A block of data
[start]

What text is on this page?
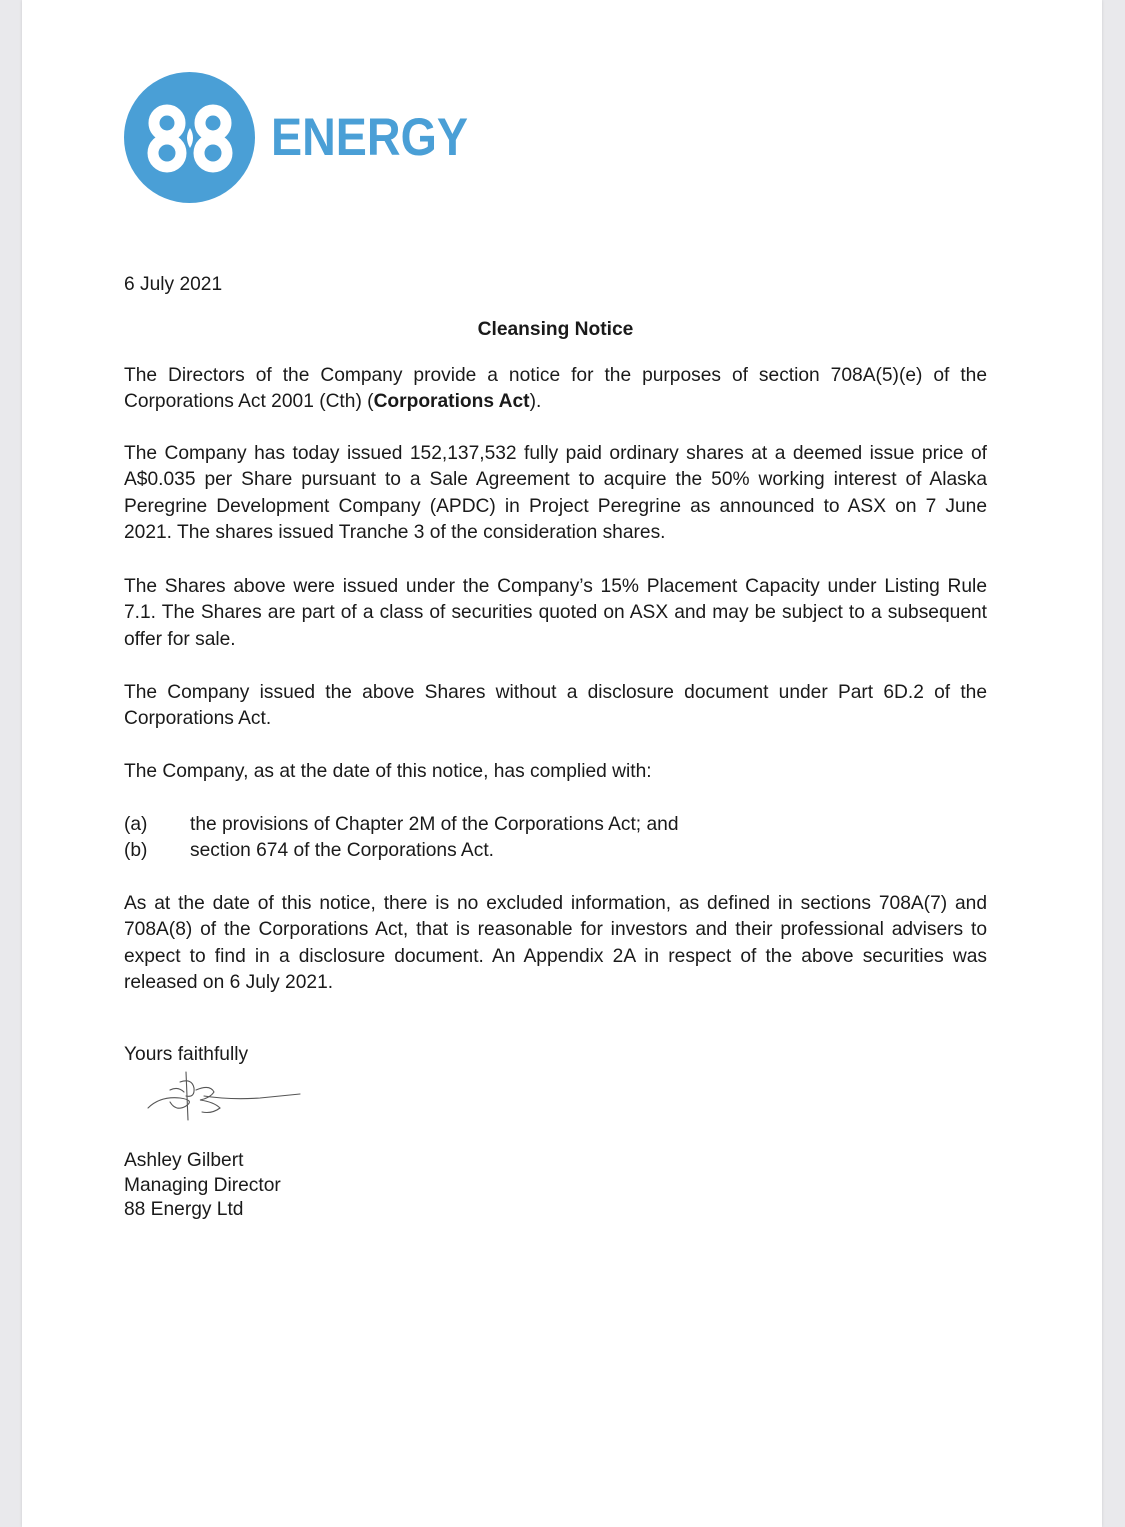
ENERGY
6 July 2021
Cleansing Notice
The Directors of the Company provide a notice for the purposes of section 708A(5)(e) of the Corporations Act 2001 (Cth) (Corporations Act).
The Company has today issued 152,137,532 fully paid ordinary shares at a deemed issue price of A$0.035 per Share pursuant to a Sale Agreement to acquire the 50% working interest of Alaska Peregrine Development Company (APDC) in Project Peregrine as announced to ASX on 7 June 2021. The shares issued Tranche 3 of the consideration shares.
The Shares above were issued under the Company’s 15% Placement Capacity under Listing Rule 7.1. The Shares are part of a class of securities quoted on ASX and may be subject to a subsequent offer for sale.
The Company issued the above Shares without a disclosure document under Part 6D.2 of the Corporations Act.
The Company, as at the date of this notice, has complied with:
(a)	the provisions of Chapter 2M of the Corporations Act; and
(b)	section 674 of the Corporations Act.
As at the date of this notice, there is no excluded information, as defined in sections 708A(7) and 708A(8) of the Corporations Act, that is reasonable for investors and their professional advisers to expect to find in a disclosure document. An Appendix 2A in respect of the above securities was released on 6 July 2021.
Yours faithfully
Ashley Gilbert
Managing Director
88 Energy Ltd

[end]

= Exercise =
Leave the images out and output the remaining material exactly as it stands.

= Response to the exercise =
What text is on this page?
ENERGY
6 July 2021
Cleansing Notice
The Directors of the Company provide a notice for the purposes of section 708A(5)(e) of the Corporations Act 2001 (Cth) (Corporations Act).
The Company has today issued 152,137,532 fully paid ordinary shares at a deemed issue price of A$0.035 per Share pursuant to a Sale Agreement to acquire the 50% working interest of Alaska Peregrine Development Company (APDC) in Project Peregrine as announced to ASX on 7 June 2021. The shares issued Tranche 3 of the consideration shares.
The Shares above were issued under the Company’s 15% Placement Capacity under Listing Rule 7.1. The Shares are part of a class of securities quoted on ASX and may be subject to a subsequent offer for sale.
The Company issued the above Shares without a disclosure document under Part 6D.2 of the Corporations Act.
The Company, as at the date of this notice, has complied with:
(a)	the provisions of Chapter 2M of the Corporations Act; and
(b)	section 674 of the Corporations Act.
As at the date of this notice, there is no excluded information, as defined in sections 708A(7) and 708A(8) of the Corporations Act, that is reasonable for investors and their professional advisers to expect to find in a disclosure document. An Appendix 2A in respect of the above securities was released on 6 July 2021.
Yours faithfully
Ashley Gilbert
Managing Director
88 Energy Ltd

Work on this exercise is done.